-- start Input material --

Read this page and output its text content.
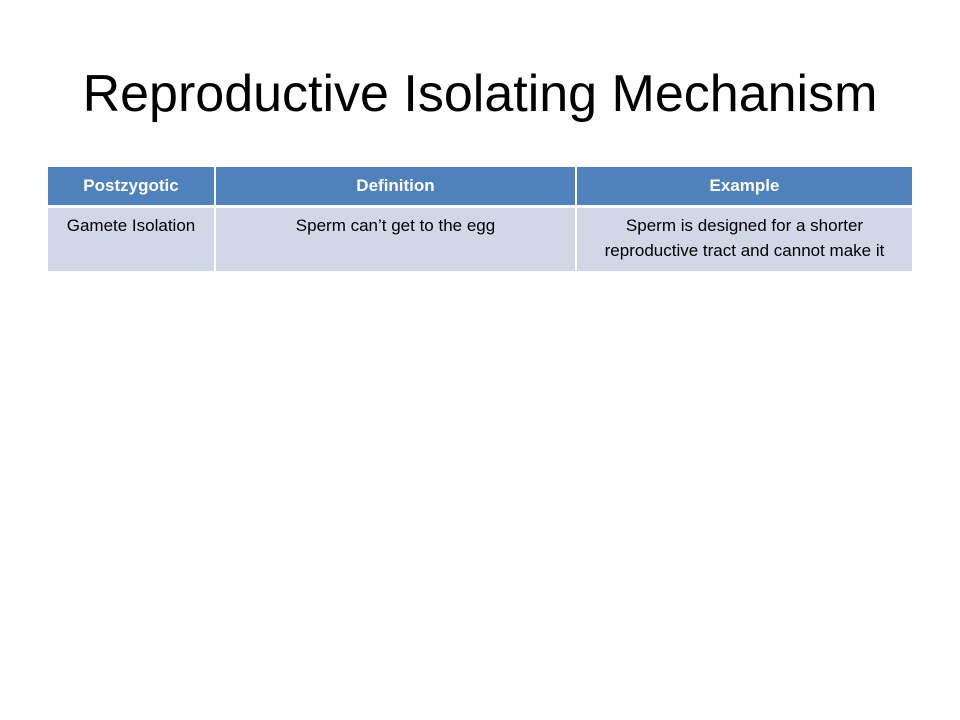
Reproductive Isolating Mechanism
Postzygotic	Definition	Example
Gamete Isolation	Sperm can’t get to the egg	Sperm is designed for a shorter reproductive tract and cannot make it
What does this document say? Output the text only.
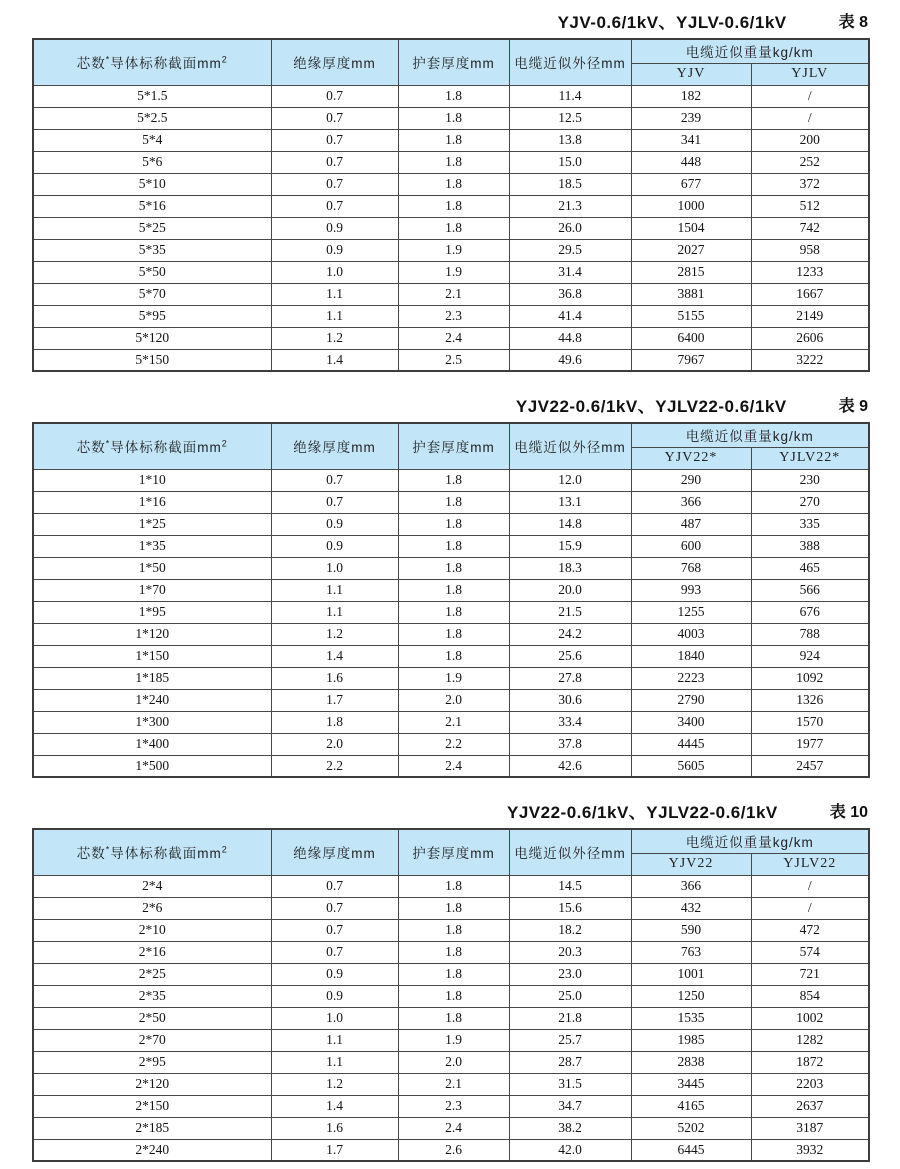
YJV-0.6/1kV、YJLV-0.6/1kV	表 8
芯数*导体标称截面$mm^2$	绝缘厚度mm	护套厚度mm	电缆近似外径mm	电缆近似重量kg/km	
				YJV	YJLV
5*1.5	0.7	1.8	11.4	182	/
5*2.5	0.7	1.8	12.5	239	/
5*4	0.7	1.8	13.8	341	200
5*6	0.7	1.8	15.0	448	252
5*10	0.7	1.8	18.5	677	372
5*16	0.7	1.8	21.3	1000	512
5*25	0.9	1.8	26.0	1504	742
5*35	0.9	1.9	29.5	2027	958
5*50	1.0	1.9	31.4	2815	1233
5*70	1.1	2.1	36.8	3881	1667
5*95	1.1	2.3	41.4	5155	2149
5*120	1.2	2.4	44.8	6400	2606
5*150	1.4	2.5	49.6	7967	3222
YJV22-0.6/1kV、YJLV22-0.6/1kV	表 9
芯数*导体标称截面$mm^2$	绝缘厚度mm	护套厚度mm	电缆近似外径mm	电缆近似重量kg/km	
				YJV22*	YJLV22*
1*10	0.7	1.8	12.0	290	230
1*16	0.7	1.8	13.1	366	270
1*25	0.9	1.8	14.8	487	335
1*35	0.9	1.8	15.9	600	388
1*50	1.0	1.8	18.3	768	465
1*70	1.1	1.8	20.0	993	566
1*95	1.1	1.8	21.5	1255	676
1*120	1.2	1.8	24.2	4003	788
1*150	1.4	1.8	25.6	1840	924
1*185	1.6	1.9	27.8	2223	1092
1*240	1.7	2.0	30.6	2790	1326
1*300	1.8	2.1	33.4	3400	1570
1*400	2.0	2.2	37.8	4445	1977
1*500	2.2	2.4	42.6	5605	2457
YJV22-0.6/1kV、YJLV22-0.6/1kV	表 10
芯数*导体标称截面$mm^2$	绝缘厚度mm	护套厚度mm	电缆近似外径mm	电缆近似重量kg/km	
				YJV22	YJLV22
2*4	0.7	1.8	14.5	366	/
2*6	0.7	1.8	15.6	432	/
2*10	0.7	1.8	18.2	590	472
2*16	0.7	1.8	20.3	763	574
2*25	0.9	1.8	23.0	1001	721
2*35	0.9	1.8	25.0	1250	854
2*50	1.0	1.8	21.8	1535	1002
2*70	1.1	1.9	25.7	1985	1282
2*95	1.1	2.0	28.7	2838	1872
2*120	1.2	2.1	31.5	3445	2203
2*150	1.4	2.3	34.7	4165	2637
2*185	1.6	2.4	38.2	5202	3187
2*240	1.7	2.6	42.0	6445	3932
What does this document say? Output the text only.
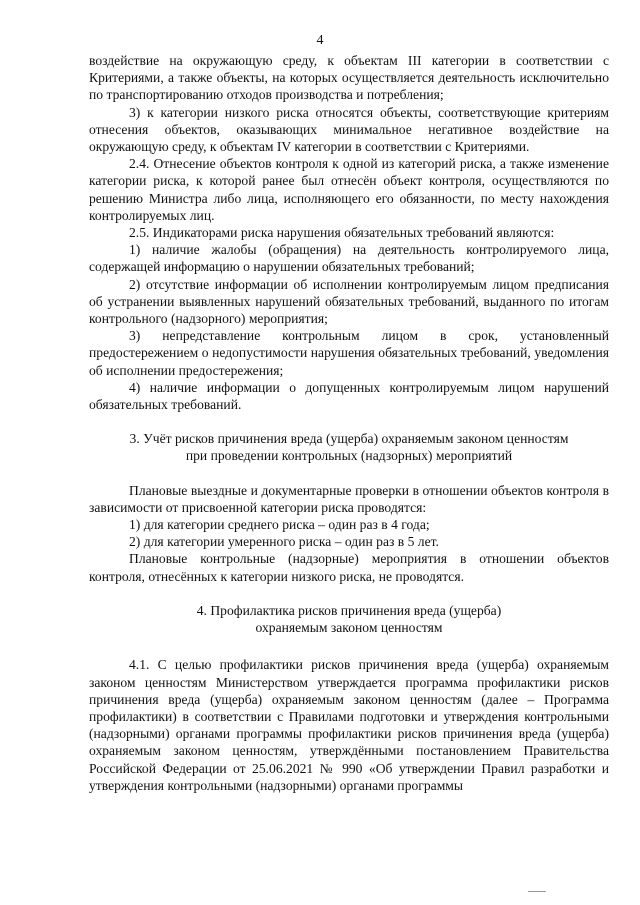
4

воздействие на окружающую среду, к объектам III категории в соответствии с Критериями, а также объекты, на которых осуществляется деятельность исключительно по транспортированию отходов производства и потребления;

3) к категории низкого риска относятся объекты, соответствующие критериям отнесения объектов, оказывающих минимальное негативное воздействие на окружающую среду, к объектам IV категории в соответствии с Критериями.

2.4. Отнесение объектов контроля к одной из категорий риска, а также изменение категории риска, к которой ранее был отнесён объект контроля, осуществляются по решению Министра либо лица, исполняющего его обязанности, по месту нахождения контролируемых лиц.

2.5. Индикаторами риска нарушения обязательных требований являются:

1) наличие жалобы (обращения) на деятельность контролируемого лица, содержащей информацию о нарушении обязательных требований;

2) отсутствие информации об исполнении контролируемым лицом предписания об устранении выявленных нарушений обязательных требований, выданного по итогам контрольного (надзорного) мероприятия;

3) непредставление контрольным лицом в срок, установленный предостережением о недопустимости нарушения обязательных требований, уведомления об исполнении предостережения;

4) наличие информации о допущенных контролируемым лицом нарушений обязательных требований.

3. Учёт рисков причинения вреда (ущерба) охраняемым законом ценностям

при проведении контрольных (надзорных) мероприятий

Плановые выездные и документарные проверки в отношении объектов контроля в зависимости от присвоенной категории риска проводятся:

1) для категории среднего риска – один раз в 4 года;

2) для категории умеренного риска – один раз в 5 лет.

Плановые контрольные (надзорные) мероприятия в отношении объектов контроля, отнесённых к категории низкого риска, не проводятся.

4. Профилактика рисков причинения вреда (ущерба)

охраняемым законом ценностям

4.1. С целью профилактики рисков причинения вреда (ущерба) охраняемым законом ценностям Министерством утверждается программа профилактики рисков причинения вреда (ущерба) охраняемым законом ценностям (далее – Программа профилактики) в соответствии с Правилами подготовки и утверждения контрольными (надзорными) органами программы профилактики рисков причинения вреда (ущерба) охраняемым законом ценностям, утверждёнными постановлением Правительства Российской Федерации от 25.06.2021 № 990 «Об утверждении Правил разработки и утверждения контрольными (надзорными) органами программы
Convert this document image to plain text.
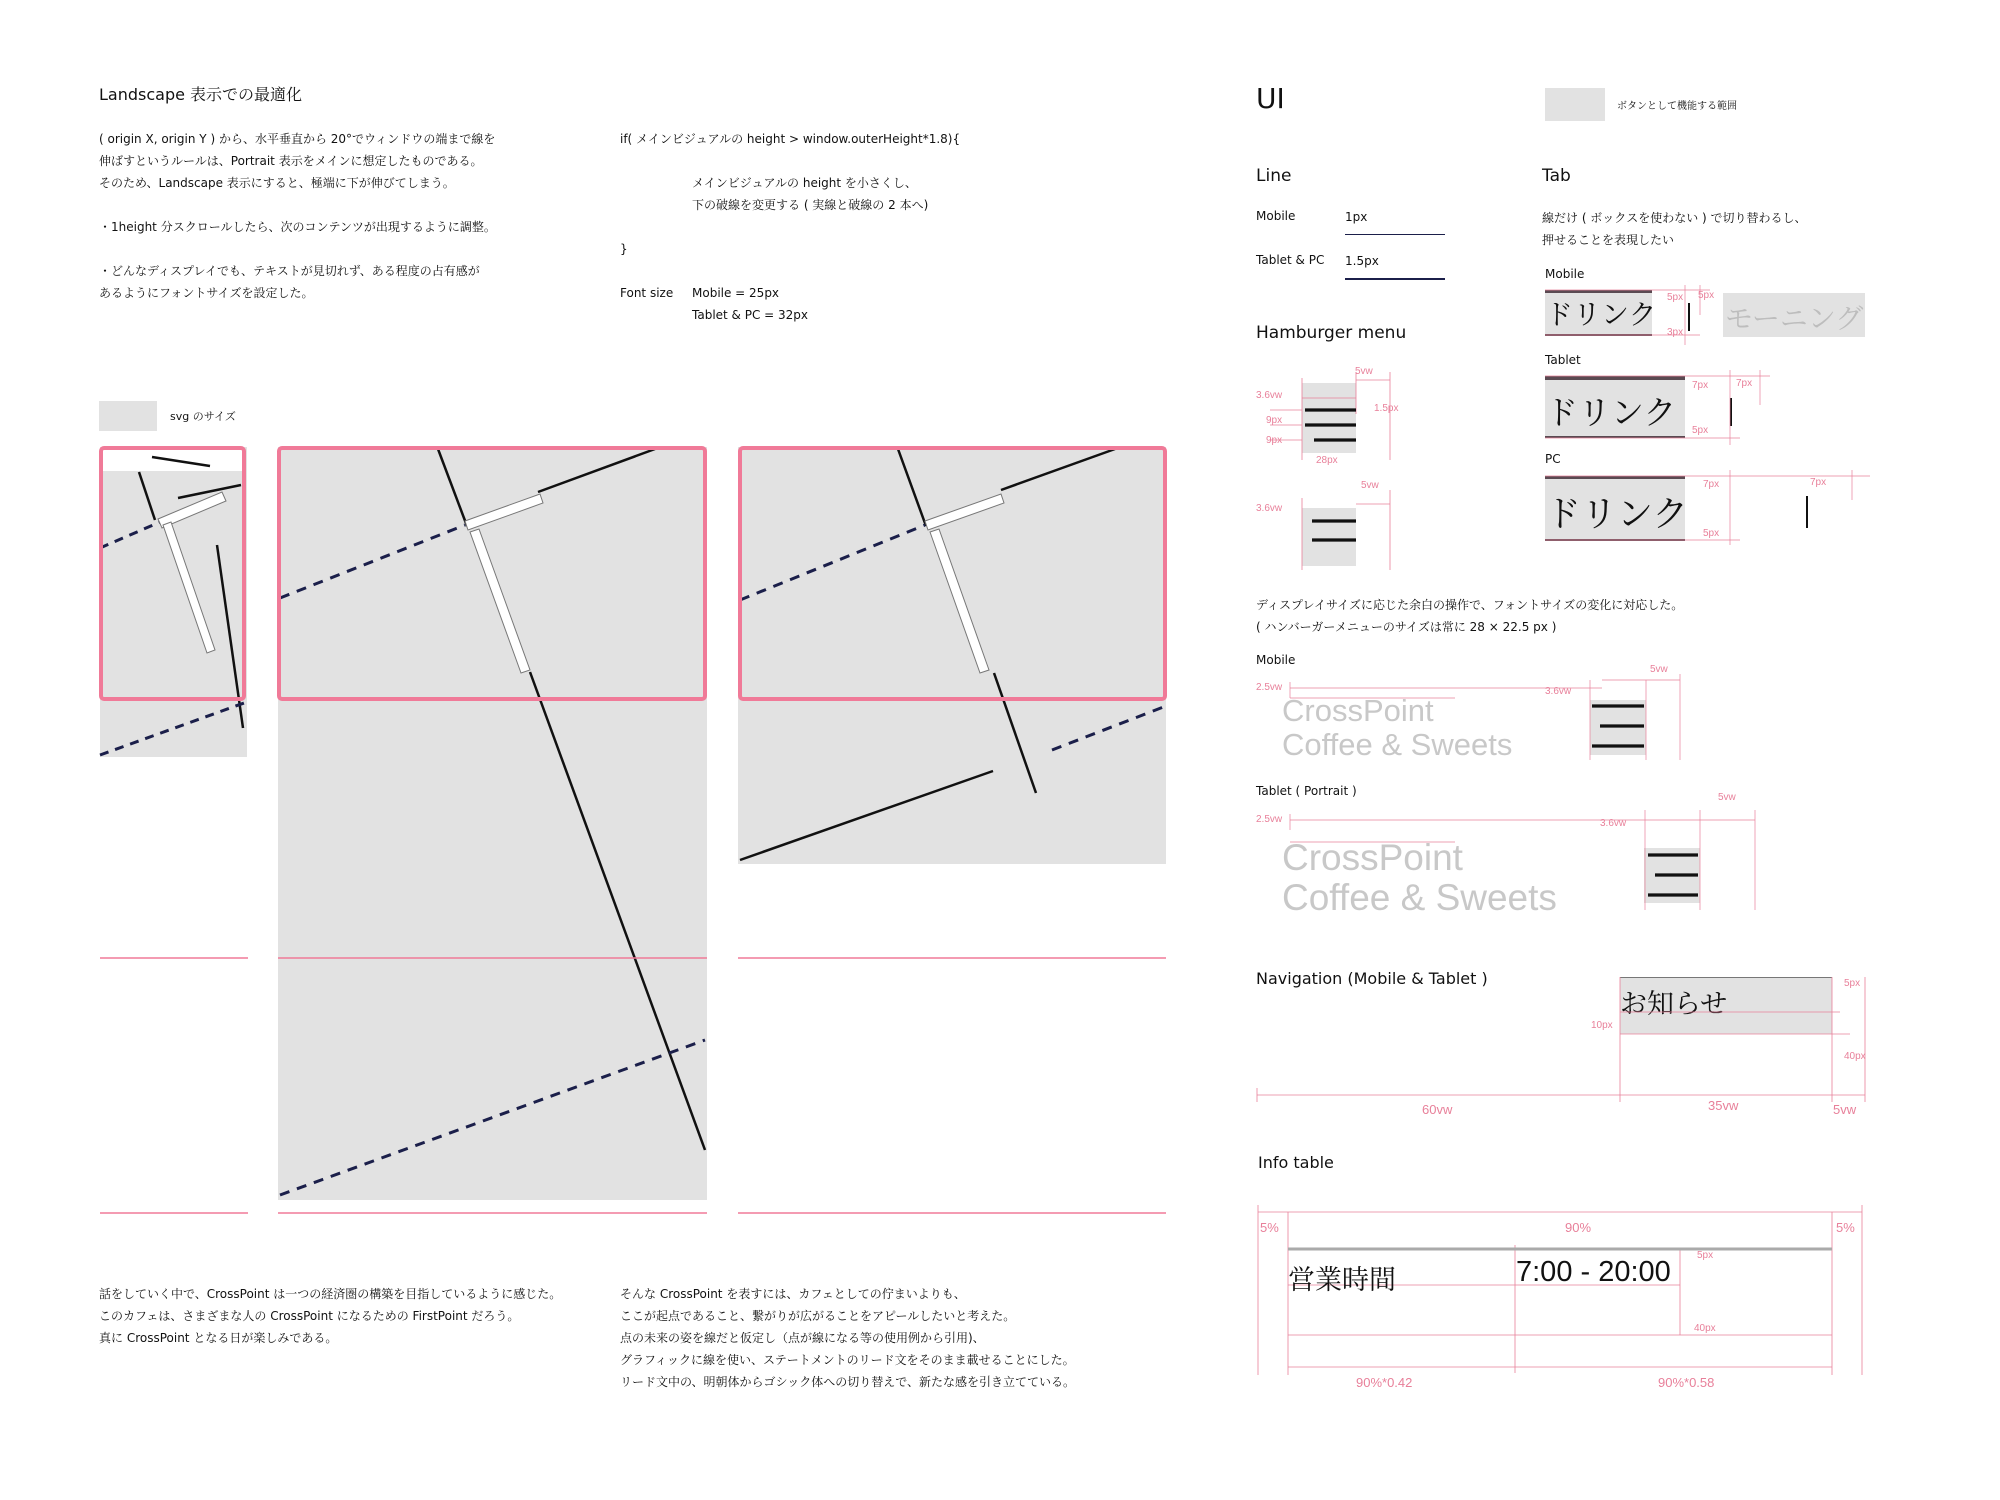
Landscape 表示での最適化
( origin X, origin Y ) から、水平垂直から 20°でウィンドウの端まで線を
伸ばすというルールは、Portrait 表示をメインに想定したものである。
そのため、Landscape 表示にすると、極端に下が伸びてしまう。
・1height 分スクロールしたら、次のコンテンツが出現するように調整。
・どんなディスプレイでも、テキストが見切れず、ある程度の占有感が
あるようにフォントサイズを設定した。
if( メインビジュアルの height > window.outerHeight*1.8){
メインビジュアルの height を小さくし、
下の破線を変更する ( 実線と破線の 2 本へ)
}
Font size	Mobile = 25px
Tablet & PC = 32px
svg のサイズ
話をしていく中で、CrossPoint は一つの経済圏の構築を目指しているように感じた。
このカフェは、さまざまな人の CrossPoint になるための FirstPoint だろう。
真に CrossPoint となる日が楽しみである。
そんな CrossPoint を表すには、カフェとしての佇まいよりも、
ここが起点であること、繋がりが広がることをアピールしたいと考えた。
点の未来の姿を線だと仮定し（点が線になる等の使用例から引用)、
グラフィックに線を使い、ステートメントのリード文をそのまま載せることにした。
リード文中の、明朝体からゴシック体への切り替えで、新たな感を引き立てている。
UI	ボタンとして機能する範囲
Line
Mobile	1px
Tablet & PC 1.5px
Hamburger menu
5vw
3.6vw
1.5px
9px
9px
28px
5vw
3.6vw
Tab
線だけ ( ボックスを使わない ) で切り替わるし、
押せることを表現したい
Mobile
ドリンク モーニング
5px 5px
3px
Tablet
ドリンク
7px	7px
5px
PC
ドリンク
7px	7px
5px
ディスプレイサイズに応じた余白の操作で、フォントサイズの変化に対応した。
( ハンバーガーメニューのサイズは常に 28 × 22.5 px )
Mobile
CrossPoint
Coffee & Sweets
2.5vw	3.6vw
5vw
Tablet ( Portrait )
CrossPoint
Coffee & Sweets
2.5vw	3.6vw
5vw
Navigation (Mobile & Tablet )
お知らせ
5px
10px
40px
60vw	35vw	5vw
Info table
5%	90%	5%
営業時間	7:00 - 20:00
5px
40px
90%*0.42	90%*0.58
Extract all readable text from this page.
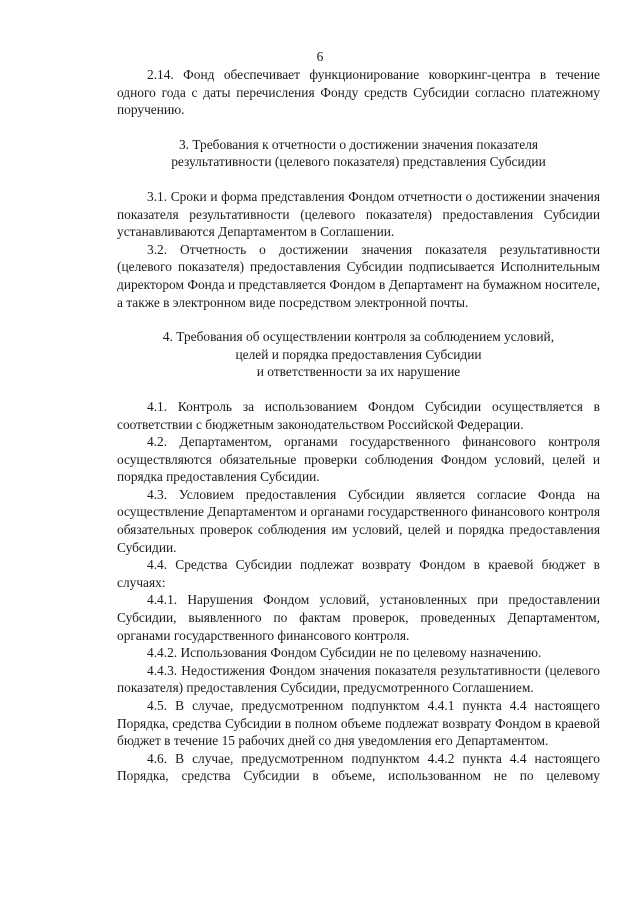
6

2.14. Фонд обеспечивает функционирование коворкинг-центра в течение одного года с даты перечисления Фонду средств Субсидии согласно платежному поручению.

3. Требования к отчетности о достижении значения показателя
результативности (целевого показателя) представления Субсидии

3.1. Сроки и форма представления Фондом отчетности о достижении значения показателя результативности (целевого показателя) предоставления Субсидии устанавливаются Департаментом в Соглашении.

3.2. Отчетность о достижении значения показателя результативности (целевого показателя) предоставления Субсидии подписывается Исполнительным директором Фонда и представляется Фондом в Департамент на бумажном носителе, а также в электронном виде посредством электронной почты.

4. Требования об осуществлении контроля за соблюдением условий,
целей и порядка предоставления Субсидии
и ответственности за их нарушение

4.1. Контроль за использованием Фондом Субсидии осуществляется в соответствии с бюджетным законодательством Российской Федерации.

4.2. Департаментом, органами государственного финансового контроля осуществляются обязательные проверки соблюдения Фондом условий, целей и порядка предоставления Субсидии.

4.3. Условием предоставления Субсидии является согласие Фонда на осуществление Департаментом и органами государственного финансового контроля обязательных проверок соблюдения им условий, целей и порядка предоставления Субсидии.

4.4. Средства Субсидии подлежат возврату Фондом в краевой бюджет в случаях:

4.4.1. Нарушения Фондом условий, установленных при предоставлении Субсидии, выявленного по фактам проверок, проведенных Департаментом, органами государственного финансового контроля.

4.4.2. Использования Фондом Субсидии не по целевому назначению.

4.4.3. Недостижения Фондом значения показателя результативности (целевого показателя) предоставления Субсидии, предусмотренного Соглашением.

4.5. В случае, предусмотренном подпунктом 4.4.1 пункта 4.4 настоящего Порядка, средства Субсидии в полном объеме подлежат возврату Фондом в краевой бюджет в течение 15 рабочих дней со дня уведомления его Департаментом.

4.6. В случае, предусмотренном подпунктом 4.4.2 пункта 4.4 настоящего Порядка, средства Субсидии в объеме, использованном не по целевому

-- end Input material --

**Exercise goal:** Check the records above line by line and tally those holding the string "мероприятия". Answer with the number only.

**Result for this exercise:** 2